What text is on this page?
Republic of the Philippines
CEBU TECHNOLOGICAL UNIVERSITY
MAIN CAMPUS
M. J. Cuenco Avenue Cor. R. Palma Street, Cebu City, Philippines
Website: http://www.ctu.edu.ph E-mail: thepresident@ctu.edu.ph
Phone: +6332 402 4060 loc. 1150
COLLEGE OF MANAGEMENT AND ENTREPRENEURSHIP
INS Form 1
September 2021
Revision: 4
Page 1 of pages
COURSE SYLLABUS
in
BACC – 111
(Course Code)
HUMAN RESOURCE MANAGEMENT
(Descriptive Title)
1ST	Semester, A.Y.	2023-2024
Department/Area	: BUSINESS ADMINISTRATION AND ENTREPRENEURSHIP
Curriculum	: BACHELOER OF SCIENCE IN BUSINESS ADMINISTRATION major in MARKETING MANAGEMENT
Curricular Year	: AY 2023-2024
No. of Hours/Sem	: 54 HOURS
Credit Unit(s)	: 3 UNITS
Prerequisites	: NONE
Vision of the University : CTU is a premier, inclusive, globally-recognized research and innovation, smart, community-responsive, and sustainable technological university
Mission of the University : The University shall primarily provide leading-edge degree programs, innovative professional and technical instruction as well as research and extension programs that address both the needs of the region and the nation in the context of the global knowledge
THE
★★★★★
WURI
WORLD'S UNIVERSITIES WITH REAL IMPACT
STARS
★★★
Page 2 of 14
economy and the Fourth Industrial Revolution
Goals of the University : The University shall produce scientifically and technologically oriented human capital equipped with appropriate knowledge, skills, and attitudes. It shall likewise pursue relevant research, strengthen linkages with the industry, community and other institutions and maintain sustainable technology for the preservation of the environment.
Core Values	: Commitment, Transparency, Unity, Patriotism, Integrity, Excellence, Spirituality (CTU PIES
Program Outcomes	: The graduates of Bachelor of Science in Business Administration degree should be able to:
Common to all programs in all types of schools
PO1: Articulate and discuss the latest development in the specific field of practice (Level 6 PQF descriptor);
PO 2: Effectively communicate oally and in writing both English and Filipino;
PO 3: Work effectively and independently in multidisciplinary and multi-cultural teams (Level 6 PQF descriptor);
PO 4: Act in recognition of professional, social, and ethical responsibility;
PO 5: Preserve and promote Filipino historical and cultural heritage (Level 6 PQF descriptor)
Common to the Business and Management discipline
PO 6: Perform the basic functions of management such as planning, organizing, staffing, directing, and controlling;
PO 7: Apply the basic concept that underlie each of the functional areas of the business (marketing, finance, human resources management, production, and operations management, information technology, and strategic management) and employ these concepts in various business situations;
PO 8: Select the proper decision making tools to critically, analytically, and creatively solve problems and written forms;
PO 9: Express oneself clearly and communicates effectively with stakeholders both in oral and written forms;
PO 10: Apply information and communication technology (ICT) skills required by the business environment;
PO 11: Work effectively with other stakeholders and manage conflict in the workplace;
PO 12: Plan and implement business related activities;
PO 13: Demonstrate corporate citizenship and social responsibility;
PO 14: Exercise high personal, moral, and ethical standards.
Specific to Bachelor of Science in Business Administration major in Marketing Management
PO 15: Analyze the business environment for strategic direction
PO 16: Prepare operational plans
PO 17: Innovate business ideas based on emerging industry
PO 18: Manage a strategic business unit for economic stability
▬▬▬▬▬▬▬▬▬▬
Output each entry precisely as given.

What text is on this page?
Republic of the Philippines
CEBU TECHNOLOGICAL UNIVERSITY
MAIN CAMPUS
M. J. Cuenco Avenue Cor. R. Palma Street, Cebu City, Philippines
Website: http://www.ctu.edu.ph E-mail: thepresident@ctu.edu.ph
Phone: +6332 402 4060 loc. 1150
COLLEGE OF MANAGEMENT AND ENTREPRENEURSHIP
INS Form 1
September 2021
Revision: 4
Page 1 of pages
COURSE SYLLABUS
in
BACC – 111
(Course Code)
HUMAN RESOURCE MANAGEMENT
(Descriptive Title)
1ST	Semester, A.Y.	2023-2024
Department/Area	: BUSINESS ADMINISTRATION AND ENTREPRENEURSHIP
Curriculum	: BACHELOER OF SCIENCE IN BUSINESS ADMINISTRATION major in MARKETING MANAGEMENT
Curricular Year	: AY 2023-2024
No. of Hours/Sem	: 54 HOURS
Credit Unit(s)	: 3 UNITS
Prerequisites	: NONE
Vision of the University : CTU is a premier, inclusive, globally-recognized research and innovation, smart, community-responsive, and sustainable technological university
Mission of the University : The University shall primarily provide leading-edge degree programs, innovative professional and technical instruction as well as research and extension programs that address both the needs of the region and the nation in the context of the global knowledge
THE
★★★★★
WURI
WORLD'S UNIVERSITIES WITH REAL IMPACT
STARS
★★★
Page 2 of 14
economy and the Fourth Industrial Revolution
Goals of the University : The University shall produce scientifically and technologically oriented human capital equipped with appropriate knowledge, skills, and attitudes. It shall likewise pursue relevant research, strengthen linkages with the industry, community and other institutions and maintain sustainable technology for the preservation of the environment.
Core Values	: Commitment, Transparency, Unity, Patriotism, Integrity, Excellence, Spirituality (CTU PIES
Program Outcomes	: The graduates of Bachelor of Science in Business Administration degree should be able to:
Common to all programs in all types of schools
PO1: Articulate and discuss the latest development in the specific field of practice (Level 6 PQF descriptor);
PO 2: Effectively communicate oally and in writing both English and Filipino;
PO 3: Work effectively and independently in multidisciplinary and multi-cultural teams (Level 6 PQF descriptor);
PO 4: Act in recognition of professional, social, and ethical responsibility;
PO 5: Preserve and promote Filipino historical and cultural heritage (Level 6 PQF descriptor)
Common to the Business and Management discipline
PO 6: Perform the basic functions of management such as planning, organizing, staffing, directing, and controlling;
PO 7: Apply the basic concept that underlie each of the functional areas of the business (marketing, finance, human resources management, production, and operations management, information technology, and strategic management) and employ these concepts in various business situations;
PO 8: Select the proper decision making tools to critically, analytically, and creatively solve problems and written forms;
PO 9: Express oneself clearly and communicates effectively with stakeholders both in oral and written forms;
PO 10: Apply information and communication technology (ICT) skills required by the business environment;
PO 11: Work effectively with other stakeholders and manage conflict in the workplace;
PO 12: Plan and implement business related activities;
PO 13: Demonstrate corporate citizenship and social responsibility;
PO 14: Exercise high personal, moral, and ethical standards.
Specific to Bachelor of Science in Business Administration major in Marketing Management
PO 15: Analyze the business environment for strategic direction
PO 16: Prepare operational plans
PO 17: Innovate business ideas based on emerging industry
PO 18: Manage a strategic business unit for economic stability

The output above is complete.